■ **Given text**
──────────────────────────────

Since we know, that the uniqueness topic has many pitfalls, let us try to clarify some things.

When we look at a BUG pattern - each digit in the pattern twice in it's row, column and box, we can prove, that it is deadly by saying: "If it had one solution, it would have 2". This comes from the fact, that from one solution you would get another by taking the other digit in each cell.
However, having proved that, it turns out, that a BUG pattern in a unique puzzle never can have a solution. It cannot hold a (single) solution in the puzzle (as proved), and also not as stand-alone pattern. This is, because with the BUG property it is independent from the rest of the grid: No digit in the pattern can be outside in the same unit [Added: it would make it "no solution" by killing both possible solutions].

The same independence of the outside grid we have with UR's and BUG-Lites (as far as i know). Therefore we can verify them without looking at the rest of the grid. If the pattern has 2 solutions inside, it must be deadly, because also for a complete puzzle solution there would exist a second one.

──────────────────────────────

[Saved data entries]

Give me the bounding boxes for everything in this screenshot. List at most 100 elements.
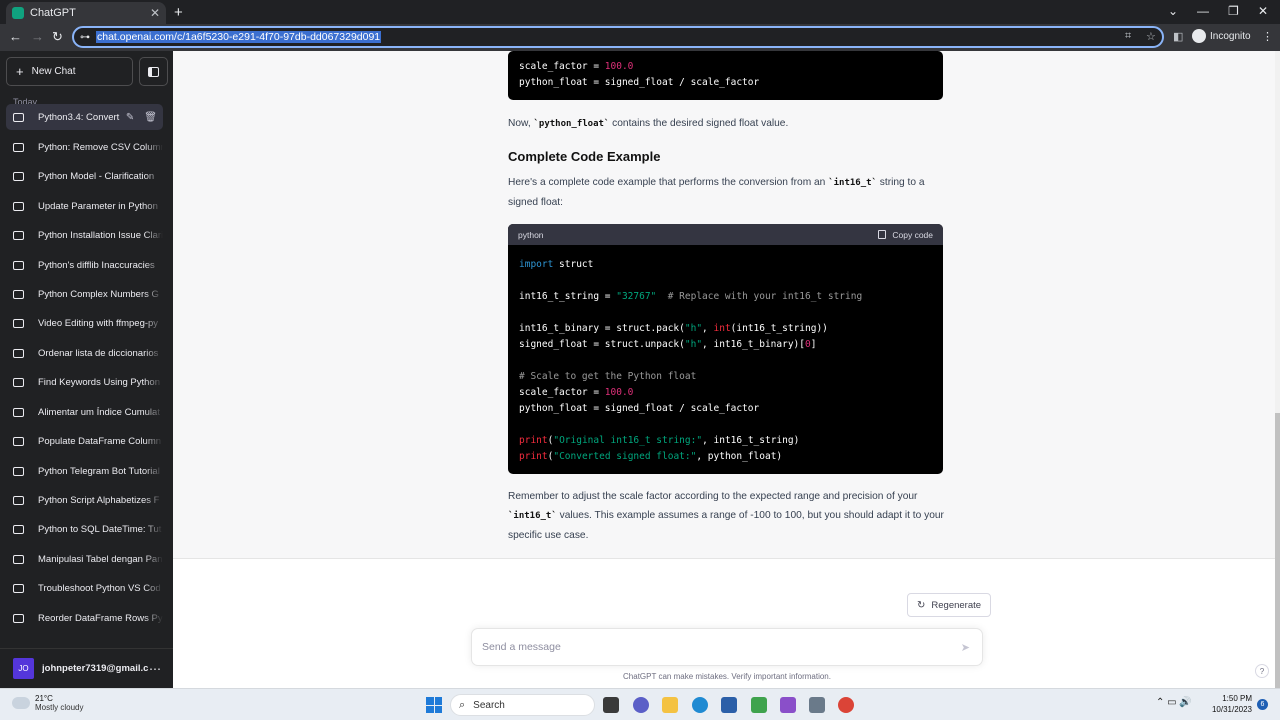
conversation-title: Troubleshoot Python VS Cod <box>38 582 161 594</box>
more-options-icon[interactable]: ⋯ <box>149 662 161 676</box>
chat-bubble-icon <box>13 613 24 623</box>
forward-icon[interactable]: → <box>31 29 44 44</box>
send-icon[interactable]: ➤ <box>961 641 970 654</box>
code-header: python Copy code <box>508 224 943 245</box>
edge-browser-icon[interactable] <box>692 697 708 713</box>
edit-icon[interactable]: ✎ <box>126 112 134 123</box>
new-chat-button[interactable]: + New Chat <box>6 57 133 86</box>
conversation-item[interactable]: Troubleshoot Python VS Cod <box>6 575 163 601</box>
code-line: print("Original int16_t string:", int16_… <box>519 435 799 446</box>
side-panel-icon[interactable]: ◧ <box>1173 30 1183 43</box>
clock[interactable]: 1:50 PM 10/31/2023 <box>1210 693 1252 715</box>
reload-icon[interactable]: ↻ <box>52 29 63 45</box>
file-explorer-icon[interactable] <box>662 697 678 713</box>
conversation-title: Python3.4: Convert int <box>38 111 122 123</box>
conversation-item[interactable]: Alimentar um Índice Cumulat <box>6 399 163 425</box>
conversation-title: Find Keywords Using Python <box>38 376 160 388</box>
notification-badge[interactable]: 6 <box>1257 699 1268 710</box>
conversation-item[interactable]: Python to SQL DateTime: Tut <box>6 516 163 542</box>
conversation-item[interactable]: Python: Remove CSV Column <box>6 134 163 160</box>
conversation-item[interactable]: Ordenar lista de diccionarios <box>6 340 163 366</box>
clipboard-icon <box>878 230 887 239</box>
conversation-title: Ordenar lista de diccionarios <box>38 347 159 359</box>
windows-taskbar: 21°C Mostly cloudy ⌕ Search ⌃ ▭ 🔊 1:50 P… <box>0 688 1280 720</box>
copy-code-button[interactable]: Copy code <box>878 230 933 240</box>
chat-bubble-icon <box>13 318 24 328</box>
bookmark-star-icon[interactable]: ☆ <box>1146 30 1156 43</box>
chat-main: scale_factor = 100.0 python_float = sign… <box>173 51 1280 688</box>
conversation-title: Manipulasi Tabel dengan Pan <box>38 553 163 565</box>
conversation-item[interactable]: Populate DataFrame Column <box>6 428 163 454</box>
code-string: "h" <box>684 339 703 350</box>
code-comment: # Replace with your int16_t string <box>656 291 863 302</box>
code-text: , int16_t_string) <box>702 435 800 446</box>
back-icon[interactable]: ← <box>9 29 22 44</box>
conversation-item[interactable]: Python Script Alphabetizes F <box>6 487 163 513</box>
extension-icon[interactable]: ⌗ <box>1125 30 1131 43</box>
minimize-button[interactable]: — <box>1197 4 1209 18</box>
tab-close-icon[interactable]: ✕ <box>150 6 160 20</box>
code-string: "Original int16_t string:" <box>553 435 703 446</box>
paragraph-text: values. This example assumes a range of … <box>508 510 944 541</box>
conversation-item[interactable]: Video Editing with ffmpeg-py <box>6 310 163 336</box>
browser-menu-icon[interactable]: ⋮ <box>1262 30 1273 43</box>
message-input[interactable] <box>482 641 961 653</box>
incognito-icon <box>1192 29 1206 43</box>
code-line: print("Converted signed float:", python_… <box>519 451 782 462</box>
conversation-item[interactable]: Reorder DataFrame Rows Py <box>6 605 163 631</box>
toggle-sidebar-button[interactable] <box>139 57 168 86</box>
conversation-title: Python Model - Clarification <box>38 170 155 182</box>
taskbar-search[interactable]: ⌕ Search <box>450 694 595 716</box>
conversation-title: Python Script Alphabetizes F <box>38 494 160 506</box>
code-line: # Scale to get the Python float <box>519 371 696 382</box>
code-builtin: int <box>713 323 731 334</box>
conversation-item[interactable]: Python Complex Numbers G <box>6 281 163 307</box>
incognito-label: Incognito <box>1210 30 1251 42</box>
incognito-indicator[interactable]: Incognito <box>1192 29 1251 43</box>
delete-icon[interactable]: 🗑 <box>144 112 157 123</box>
regenerate-button[interactable]: ↻ Regenerate <box>907 593 992 617</box>
tab-search-icon[interactable]: ⌄ <box>1168 4 1178 18</box>
conversation-item[interactable]: Python3.4: Convert int ✎ 🗑 <box>6 104 163 130</box>
store-icon[interactable] <box>721 697 737 713</box>
browser-tab-bar: ChatGPT ✕ + ⌄ — ❐ ✕ <box>0 0 1280 24</box>
chrome-icon[interactable] <box>838 697 854 713</box>
chat-app-icon[interactable] <box>633 697 649 713</box>
code-text: scale_factor = <box>519 387 605 398</box>
help-button[interactable]: ? <box>1255 664 1269 678</box>
app-icon[interactable] <box>780 697 796 713</box>
conversation-item[interactable]: Python's difflib Inaccuracies <box>6 252 163 278</box>
maximize-button[interactable]: ❐ <box>1228 4 1239 18</box>
browser-tab[interactable]: ChatGPT ✕ <box>6 2 166 24</box>
chat-bubble-icon <box>13 436 24 446</box>
code-block: scale_factor = 100.0 python_float = sign… <box>508 51 943 100</box>
close-window-button[interactable]: ✕ <box>1258 4 1268 18</box>
chat-bubble-icon <box>13 171 24 181</box>
chat-bubble-icon <box>13 583 24 593</box>
conversation-item[interactable]: Python Telegram Bot Tutorial <box>6 458 163 484</box>
excel-icon[interactable] <box>751 697 767 713</box>
conversation-item[interactable]: Update Parameter in Python <box>6 193 163 219</box>
code-number: 100.0 <box>604 387 634 398</box>
user-menu[interactable]: JO johnpeter7319@gmail.c ⋯ <box>0 648 173 688</box>
address-bar[interactable]: ⊶ chat.openai.com/c/1a6f5230-e291-4f70-9… <box>72 26 1164 48</box>
code-text: python_float = signed_float / scale_fact… <box>519 403 760 414</box>
chat-bubble-icon <box>13 377 24 387</box>
site-info-icon[interactable]: ⊶ <box>80 32 90 43</box>
url-text[interactable]: chat.openai.com/c/1a6f5230-e291-4f70-97d… <box>96 31 382 43</box>
system-tray[interactable]: ⌃ ▭ 🔊 <box>1156 697 1192 708</box>
weather-widget[interactable]: 21°C Mostly cloudy <box>12 694 83 712</box>
conversation-item[interactable]: Python Installation Issue Clari <box>6 222 163 248</box>
code-line: signed_float = struct.unpack("h", int16_… <box>519 339 816 350</box>
conversation-item[interactable]: Python Model - Clarification <box>6 163 163 189</box>
code-line: scale_factor = 100.0 <box>519 61 634 72</box>
start-button[interactable] <box>426 697 442 713</box>
app-icon[interactable] <box>809 697 825 713</box>
scrollbar-thumb[interactable] <box>1275 413 1280 688</box>
conversation-title: Python Telegram Bot Tutorial <box>38 465 160 477</box>
conversation-item[interactable]: Find Keywords Using Python <box>6 369 163 395</box>
new-tab-button[interactable]: + <box>174 4 183 21</box>
task-view-icon[interactable] <box>603 697 619 713</box>
conversation-item[interactable]: Manipulasi Tabel dengan Pan <box>6 546 163 572</box>
paragraph-text: Remember to adjust the scale factor acco… <box>508 491 918 502</box>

──────────────────────────────

Answer the following questions using the text on uniqueness patterns.
1. How many times does each digit of a BUG pattern appear in its row, column and box?
2. How is a second solution obtained from one solution of a BUG pattern?
3. Which other patterns does the text say share the same independence from the outside grid?

1. Twice.
2. By taking the other digit in each cell.
3. URs and BUG-Lites.